Work to be completed:
Set down the material once more, exactly as it appears.

Data for the task:

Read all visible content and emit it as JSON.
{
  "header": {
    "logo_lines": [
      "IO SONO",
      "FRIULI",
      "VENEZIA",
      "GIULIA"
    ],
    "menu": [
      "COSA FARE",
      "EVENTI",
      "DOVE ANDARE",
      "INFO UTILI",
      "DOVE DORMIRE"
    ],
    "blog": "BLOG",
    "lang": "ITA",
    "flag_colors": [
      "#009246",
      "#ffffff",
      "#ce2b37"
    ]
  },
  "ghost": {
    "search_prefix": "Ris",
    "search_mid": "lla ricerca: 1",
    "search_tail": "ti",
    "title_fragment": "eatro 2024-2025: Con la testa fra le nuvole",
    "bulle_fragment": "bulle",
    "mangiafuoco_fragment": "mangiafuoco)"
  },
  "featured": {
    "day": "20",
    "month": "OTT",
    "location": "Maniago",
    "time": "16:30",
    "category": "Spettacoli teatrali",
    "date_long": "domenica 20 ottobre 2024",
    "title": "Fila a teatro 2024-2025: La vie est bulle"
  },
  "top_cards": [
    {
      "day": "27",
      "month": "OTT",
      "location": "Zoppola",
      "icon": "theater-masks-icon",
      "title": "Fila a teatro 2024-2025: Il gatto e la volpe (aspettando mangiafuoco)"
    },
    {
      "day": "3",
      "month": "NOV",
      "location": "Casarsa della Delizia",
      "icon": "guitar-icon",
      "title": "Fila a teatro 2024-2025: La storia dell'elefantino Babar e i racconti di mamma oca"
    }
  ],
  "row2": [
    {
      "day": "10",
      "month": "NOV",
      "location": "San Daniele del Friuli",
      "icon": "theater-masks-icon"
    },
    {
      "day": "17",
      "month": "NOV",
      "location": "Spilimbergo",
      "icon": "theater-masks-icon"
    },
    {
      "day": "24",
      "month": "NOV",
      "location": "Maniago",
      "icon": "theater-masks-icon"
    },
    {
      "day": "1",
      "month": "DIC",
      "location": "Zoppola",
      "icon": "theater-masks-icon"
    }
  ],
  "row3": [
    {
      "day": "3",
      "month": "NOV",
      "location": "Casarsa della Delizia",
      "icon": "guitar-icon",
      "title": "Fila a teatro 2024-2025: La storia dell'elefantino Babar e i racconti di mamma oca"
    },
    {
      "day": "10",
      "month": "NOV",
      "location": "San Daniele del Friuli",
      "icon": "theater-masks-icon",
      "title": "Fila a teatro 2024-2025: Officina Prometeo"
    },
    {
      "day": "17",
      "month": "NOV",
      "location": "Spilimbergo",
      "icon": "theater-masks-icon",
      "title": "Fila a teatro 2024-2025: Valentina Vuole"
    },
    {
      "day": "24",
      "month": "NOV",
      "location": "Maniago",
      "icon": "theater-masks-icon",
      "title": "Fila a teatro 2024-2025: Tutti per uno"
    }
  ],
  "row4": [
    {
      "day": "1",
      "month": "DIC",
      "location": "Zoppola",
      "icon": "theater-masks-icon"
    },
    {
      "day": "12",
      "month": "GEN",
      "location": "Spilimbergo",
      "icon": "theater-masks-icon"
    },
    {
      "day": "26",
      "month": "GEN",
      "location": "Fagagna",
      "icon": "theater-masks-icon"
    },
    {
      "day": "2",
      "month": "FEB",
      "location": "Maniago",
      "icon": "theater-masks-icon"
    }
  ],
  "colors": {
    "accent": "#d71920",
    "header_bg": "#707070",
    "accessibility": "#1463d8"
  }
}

Solution:
Read all visible content and emit it as JSON.
{
  "header": {
    "logo_lines": [
      "IO SONO",
      "FRIULI",
      "VENEZIA",
      "GIULIA"
    ],
    "menu": [
      "COSA FARE",
      "EVENTI",
      "DOVE ANDARE",
      "INFO UTILI",
      "DOVE DORMIRE"
    ],
    "blog": "BLOG",
    "lang": "ITA",
    "flag_colors": [
      "#009246",
      "#ffffff",
      "#ce2b37"
    ]
  },
  "ghost": {
    "search_prefix": "Ris",
    "search_mid": "lla ricerca: 1",
    "search_tail": "ti",
    "title_fragment": "eatro 2024-2025: Con la testa fra le nuvole",
    "bulle_fragment": "bulle",
    "mangiafuoco_fragment": "mangiafuoco)"
  },
  "featured": {
    "day": "20",
    "month": "OTT",
    "location": "Maniago",
    "time": "16:30",
    "category": "Spettacoli teatrali",
    "date_long": "domenica 20 ottobre 2024",
    "title": "Fila a teatro 2024-2025: La vie est bulle"
  },
  "top_cards": [
    {
      "day": "27",
      "month": "OTT",
      "location": "Zoppola",
      "icon": "theater-masks-icon",
      "title": "Fila a teatro 2024-2025: Il gatto e la volpe (aspettando mangiafuoco)"
    },
    {
      "day": "3",
      "month": "NOV",
      "location": "Casarsa della Delizia",
      "icon": "guitar-icon",
      "title": "Fila a teatro 2024-2025: La storia dell'elefantino Babar e i racconti di mamma oca"
    }
  ],
  "row2": [
    {
      "day": "10",
      "month": "NOV",
      "location": "San Daniele del Friuli",
      "icon": "theater-masks-icon"
    },
    {
      "day": "17",
      "month": "NOV",
      "location": "Spilimbergo",
      "icon": "theater-masks-icon"
    },
    {
      "day": "24",
      "month": "NOV",
      "location": "Maniago",
      "icon": "theater-masks-icon"
    },
    {
      "day": "1",
      "month": "DIC",
      "location": "Zoppola",
      "icon": "theater-masks-icon"
    }
  ],
  "row3": [
    {
      "day": "3",
      "month": "NOV",
      "location": "Casarsa della Delizia",
      "icon": "guitar-icon",
      "title": "Fila a teatro 2024-2025: La storia dell'elefantino Babar e i racconti di mamma oca"
    },
    {
      "day": "10",
      "month": "NOV",
      "location": "San Daniele del Friuli",
      "icon": "theater-masks-icon",
      "title": "Fila a teatro 2024-2025: Officina Prometeo"
    },
    {
      "day": "17",
      "month": "NOV",
      "location": "Spilimbergo",
      "icon": "theater-masks-icon",
      "title": "Fila a teatro 2024-2025: Valentina Vuole"
    },
    {
      "day": "24",
      "month": "NOV",
      "location": "Maniago",
      "icon": "theater-masks-icon",
      "title": "Fila a teatro 2024-2025: Tutti per uno"
    }
  ],
  "row4": [
    {
      "day": "1",
      "month": "DIC",
      "location": "Zoppola",
      "icon": "theater-masks-icon"
    },
    {
      "day": "12",
      "month": "GEN",
      "location": "Spilimbergo",
      "icon": "theater-masks-icon"
    },
    {
      "day": "26",
      "month": "GEN",
      "location": "Fagagna",
      "icon": "theater-masks-icon"
    },
    {
      "day": "2",
      "month": "FEB",
      "location": "Maniago",
      "icon": "theater-masks-icon"
    }
  ],
  "colors": {
    "accent": "#d71920",
    "header_bg": "#707070",
    "accessibility": "#1463d8"
  }
}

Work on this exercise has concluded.